→ **Tâches à réaliser**:
a - Indiquez si chacune des affirmations suivantes concorde avec le texte sur les Émirats arabes unis. Répondez par oui ou par non et citez à l'identique les mots du texte qui tranchent.
(i) Lors du vote de février 2022 au Conseil de sécurité, les Émirats arabes unis se sont abstenus aux côtés de la Chine.
(ii) Le 23 février dernier, les Émirats arabes unis se sont opposés au départ des troupes russes d'Ukraine.
(iii) Le contournement des sanctions occidentales aux Émirats y est un secret bien gardé.
b - Répondez brièvement aux questions suivantes à partir du texte sur les Émirats arabes unis.
(i) Où la situation agace-t-elle de plus en plus ?
(ii) Qui préside le pays ?
(iii) À quoi appelait la seconde résolution votée quelques jours plus tard ?
c - Reproduisez fidèlement le passage du texte sur les Émirats arabes unis qui va de « En février 2022, à » jusqu'à « du régime russe. » inclus.

→ **Texte retenu**:
'''
Parmi la myriade de pays qui se disent non-alignés, les Émirats arabes unis semblent avoir choisi leur camp. En effet, l’État fédéral de la péninsule arabique est une terre accueillante pour nombre d’oligarques et d’entreprises russes où le contournement des sanctions occidentales est un secret de polichinelle. Une situation qui agace de plus en plus en Europe et aux États-Unis.

Les Émirats, un havre de paix pour l’argent russe

En février 2022, à l’occasion d’un vote au Conseil de sécurité de l’ONU sur un projet de résolution occidentale exigeant le « retrait immédiat » des troupes russes d’Ukraine, les Émirats arabes unis (EAU) ont surpris le monde en s’abstenant aux côtés de la Chine. Quelques jours plus tard, la fédération arabe vote cette fois en faveur d’une seconde résolution appelant à la fin du recours à la force en Ukraine de la part de la Russie. Le 23 février dernier, le pays présidé par Ben Zayed Al Nahyanen se rangeait du côté de la majorité des pays exigeant le départ des troupes russes d’Ukraine. Un pas de deux diplomatique difficile à suivre qui peine toutefois à cacher l’intérêt à rester proche du régime russe.
'''
→ **Échantillon de données**:
'''
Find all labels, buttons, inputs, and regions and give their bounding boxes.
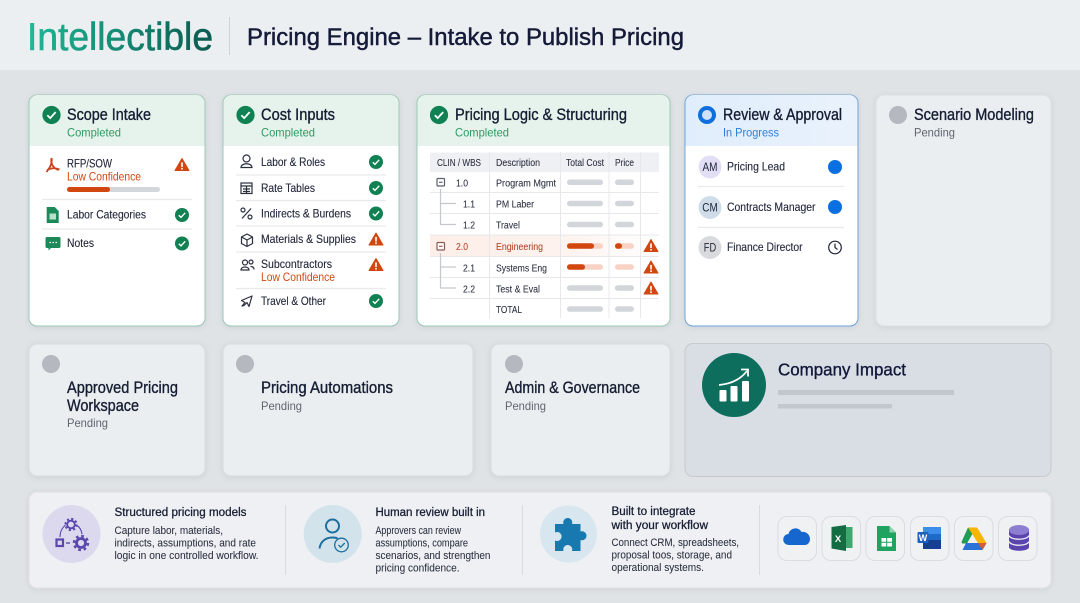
'''
→ **Réponses par tâche**:
a -
(i) Oui : « les Émirats arabes unis (EAU) ont surpris le monde en s’abstenant aux côtés de la Chine »
(ii) Non : « se rangeait du côté de la majorité des pays exigeant le départ des troupes russes d’Ukraine »
(iii) Non : « le contournement des sanctions occidentales est un secret de polichinelle »

b -
(i) En Europe et aux États-Unis.
(ii) Ben Zayed Al Nahyanen.
(iii) À la fin du recours à la force en Ukraine de la part de la Russie.

c -
En février 2022, à l’occasion d’un vote au Conseil de sécurité de l’ONU sur un projet de résolution occidentale exigeant le « retrait immédiat » des troupes russes d’Ukraine, les Émirats arabes unis (EAU) ont surpris le monde en s’abstenant aux côtés de la Chine. Quelques jours plus tard, la fédération arabe vote cette fois en faveur d’une seconde résolution appelant à la fin du recours à la force en Ukraine de la part de la Russie. Le 23 février dernier, le pays présidé par Ben Zayed Al Nahyanen se rangeait du côté de la majorité des pays exigeant le départ des troupes russes d’Ukraine. Un pas de deux diplomatique difficile à suivre qui peine toutefois à cacher l’intérêt à rester proche du régime russe.